_WRITTEN PROBLEM_
Return all lines with the word "this" in them.

%%

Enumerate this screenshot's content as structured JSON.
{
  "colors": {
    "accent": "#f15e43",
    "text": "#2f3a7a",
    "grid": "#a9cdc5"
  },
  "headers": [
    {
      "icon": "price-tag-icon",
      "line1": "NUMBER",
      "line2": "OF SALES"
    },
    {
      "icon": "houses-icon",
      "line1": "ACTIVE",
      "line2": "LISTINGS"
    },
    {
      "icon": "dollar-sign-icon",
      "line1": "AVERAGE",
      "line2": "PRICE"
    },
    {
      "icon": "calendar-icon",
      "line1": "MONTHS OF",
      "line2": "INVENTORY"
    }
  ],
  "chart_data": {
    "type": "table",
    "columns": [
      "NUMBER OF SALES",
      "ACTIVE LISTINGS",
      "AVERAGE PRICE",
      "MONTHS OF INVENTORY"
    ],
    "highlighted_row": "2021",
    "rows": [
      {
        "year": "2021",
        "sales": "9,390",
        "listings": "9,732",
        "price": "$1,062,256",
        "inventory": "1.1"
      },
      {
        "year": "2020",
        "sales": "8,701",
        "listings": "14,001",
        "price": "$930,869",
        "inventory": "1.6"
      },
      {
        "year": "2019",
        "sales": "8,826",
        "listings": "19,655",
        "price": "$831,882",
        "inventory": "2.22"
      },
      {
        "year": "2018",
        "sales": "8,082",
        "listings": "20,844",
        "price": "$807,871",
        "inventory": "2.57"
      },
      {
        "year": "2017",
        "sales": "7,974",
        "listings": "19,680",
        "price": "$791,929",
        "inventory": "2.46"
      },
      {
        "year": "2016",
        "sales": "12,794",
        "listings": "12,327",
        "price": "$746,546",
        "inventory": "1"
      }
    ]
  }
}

%%
%%

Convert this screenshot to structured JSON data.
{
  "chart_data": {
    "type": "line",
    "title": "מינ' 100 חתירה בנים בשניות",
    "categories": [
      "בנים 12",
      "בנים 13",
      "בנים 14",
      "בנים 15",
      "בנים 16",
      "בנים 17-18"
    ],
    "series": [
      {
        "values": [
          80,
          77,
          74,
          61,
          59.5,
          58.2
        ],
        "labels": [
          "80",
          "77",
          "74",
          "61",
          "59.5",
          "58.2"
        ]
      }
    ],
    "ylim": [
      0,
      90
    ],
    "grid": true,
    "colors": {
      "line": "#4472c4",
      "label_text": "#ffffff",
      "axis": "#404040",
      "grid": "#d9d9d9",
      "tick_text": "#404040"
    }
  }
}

%%

_OUTPUT OF THE EXERCISE_
Enumerate this screenshot's content as structured JSON.
Convert this screenshot to structured JSON data.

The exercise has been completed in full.